(Data entries)
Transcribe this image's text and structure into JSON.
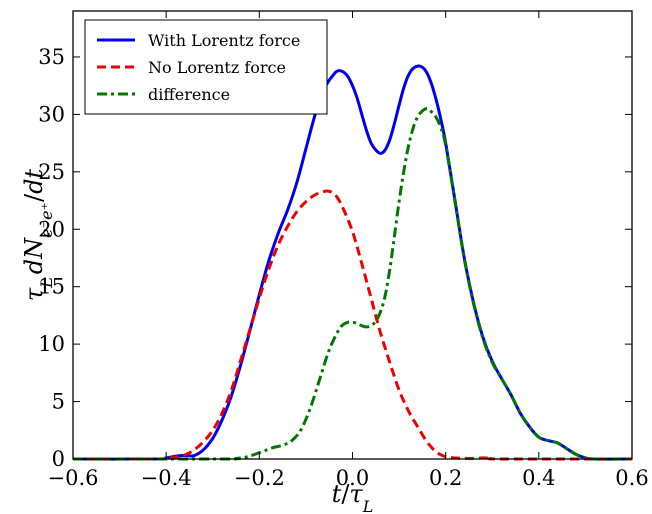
{
  "chart_data": {
    "type": "line",
    "title": "",
    "xlabel": "t/τ_L",
    "ylabel": "τ_L dN_{e⁻e⁺}/dt",
    "xlim": [
      -0.6,
      0.6
    ],
    "ylim": [
      0,
      39
    ],
    "x_ticks": [
      -0.6,
      -0.4,
      -0.2,
      0.0,
      0.2,
      0.4,
      0.6
    ],
    "x_tick_labels": [
      "−0.6",
      "−0.4",
      "−0.2",
      "0.0",
      "0.2",
      "0.4",
      "0.6"
    ],
    "y_ticks": [
      0,
      5,
      10,
      15,
      20,
      25,
      30,
      35
    ],
    "y_tick_labels": [
      "0",
      "5",
      "10",
      "15",
      "20",
      "25",
      "30",
      "35"
    ],
    "grid": false,
    "legend_position": "top-left",
    "series": [
      {
        "name": "With Lorentz force",
        "color": "#0000ee",
        "style": "solid",
        "x": [
          -0.6,
          -0.42,
          -0.4,
          -0.37,
          -0.355,
          -0.34,
          -0.32,
          -0.3,
          -0.28,
          -0.26,
          -0.24,
          -0.22,
          -0.2,
          -0.18,
          -0.16,
          -0.14,
          -0.12,
          -0.1,
          -0.08,
          -0.06,
          -0.04,
          -0.03,
          -0.02,
          -0.01,
          0.0,
          0.01,
          0.02,
          0.03,
          0.04,
          0.05,
          0.06,
          0.07,
          0.08,
          0.09,
          0.1,
          0.11,
          0.12,
          0.13,
          0.14,
          0.15,
          0.16,
          0.17,
          0.18,
          0.19,
          0.2,
          0.22,
          0.24,
          0.26,
          0.28,
          0.3,
          0.32,
          0.34,
          0.36,
          0.38,
          0.4,
          0.42,
          0.44,
          0.46,
          0.48,
          0.5,
          0.52,
          0.6
        ],
        "values": [
          0,
          0,
          0.1,
          0.3,
          0.3,
          0.3,
          0.8,
          1.8,
          3.4,
          5.5,
          8.2,
          11.2,
          14.3,
          17.2,
          19.6,
          21.6,
          24.0,
          27.0,
          30.0,
          32.3,
          33.5,
          33.8,
          33.7,
          33.3,
          32.5,
          31.4,
          30.0,
          28.6,
          27.5,
          26.9,
          26.6,
          26.9,
          27.8,
          29.2,
          30.8,
          32.3,
          33.4,
          34.0,
          34.2,
          34.1,
          33.6,
          32.6,
          31.2,
          29.5,
          27.5,
          22.5,
          17.5,
          13.6,
          10.6,
          8.5,
          7.0,
          5.6,
          4.0,
          2.8,
          1.9,
          1.6,
          1.4,
          0.9,
          0.4,
          0.1,
          0,
          0
        ]
      },
      {
        "name": "No Lorentz force",
        "color": "#ee0000",
        "style": "dashed",
        "x": [
          -0.6,
          -0.42,
          -0.4,
          -0.38,
          -0.36,
          -0.34,
          -0.32,
          -0.3,
          -0.28,
          -0.26,
          -0.24,
          -0.22,
          -0.2,
          -0.18,
          -0.16,
          -0.14,
          -0.12,
          -0.1,
          -0.08,
          -0.06,
          -0.05,
          -0.04,
          -0.03,
          -0.02,
          0.0,
          0.02,
          0.04,
          0.06,
          0.08,
          0.1,
          0.12,
          0.14,
          0.16,
          0.18,
          0.2,
          0.22,
          0.24,
          0.26,
          0.28,
          0.3,
          0.32,
          0.6
        ],
        "values": [
          0,
          0,
          0.05,
          0.15,
          0.35,
          0.8,
          1.5,
          2.5,
          4.0,
          6.0,
          8.6,
          11.3,
          14.0,
          16.5,
          18.6,
          20.2,
          21.5,
          22.4,
          23.0,
          23.3,
          23.3,
          23.1,
          22.6,
          21.8,
          19.8,
          17.0,
          14.0,
          11.0,
          8.4,
          6.0,
          4.2,
          2.8,
          1.5,
          0.6,
          0.2,
          0.1,
          0.05,
          0.05,
          0.1,
          0.05,
          0,
          0
        ]
      },
      {
        "name": "difference",
        "color": "#007700",
        "style": "dash-dot",
        "x": [
          -0.6,
          -0.27,
          -0.25,
          -0.23,
          -0.21,
          -0.19,
          -0.17,
          -0.15,
          -0.13,
          -0.11,
          -0.09,
          -0.07,
          -0.05,
          -0.03,
          -0.02,
          -0.01,
          0.0,
          0.01,
          0.02,
          0.03,
          0.04,
          0.05,
          0.06,
          0.07,
          0.08,
          0.09,
          0.1,
          0.11,
          0.12,
          0.13,
          0.14,
          0.15,
          0.16,
          0.17,
          0.18,
          0.19,
          0.2,
          0.22,
          0.24,
          0.26,
          0.28,
          0.3,
          0.32,
          0.34,
          0.36,
          0.38,
          0.4,
          0.42,
          0.44,
          0.46,
          0.48,
          0.5,
          0.52,
          0.6
        ],
        "values": [
          0,
          0,
          0.05,
          0.15,
          0.4,
          0.7,
          1.0,
          1.2,
          1.6,
          2.6,
          4.5,
          7.0,
          9.5,
          11.2,
          11.7,
          11.9,
          11.9,
          11.8,
          11.6,
          11.5,
          11.6,
          12.0,
          12.8,
          14.2,
          16.5,
          19.4,
          22.4,
          25.0,
          27.2,
          28.8,
          29.8,
          30.3,
          30.5,
          30.2,
          29.7,
          28.8,
          27.3,
          22.4,
          17.4,
          13.5,
          10.5,
          8.4,
          7.0,
          5.6,
          4.0,
          2.8,
          1.9,
          1.6,
          1.4,
          0.9,
          0.4,
          0.1,
          0,
          0
        ]
      }
    ]
  }
}
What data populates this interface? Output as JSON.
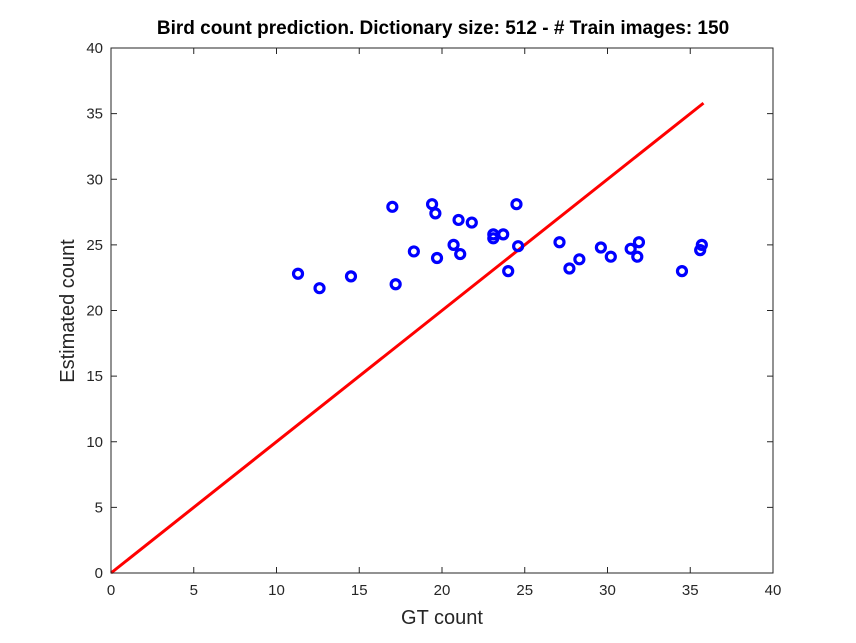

Instruction: Search the data above for the string "JSON" and return every line that has it.

Written answer:
Transcribe this image's text and structure into JSON.
What data populates this interface? Output as JSON.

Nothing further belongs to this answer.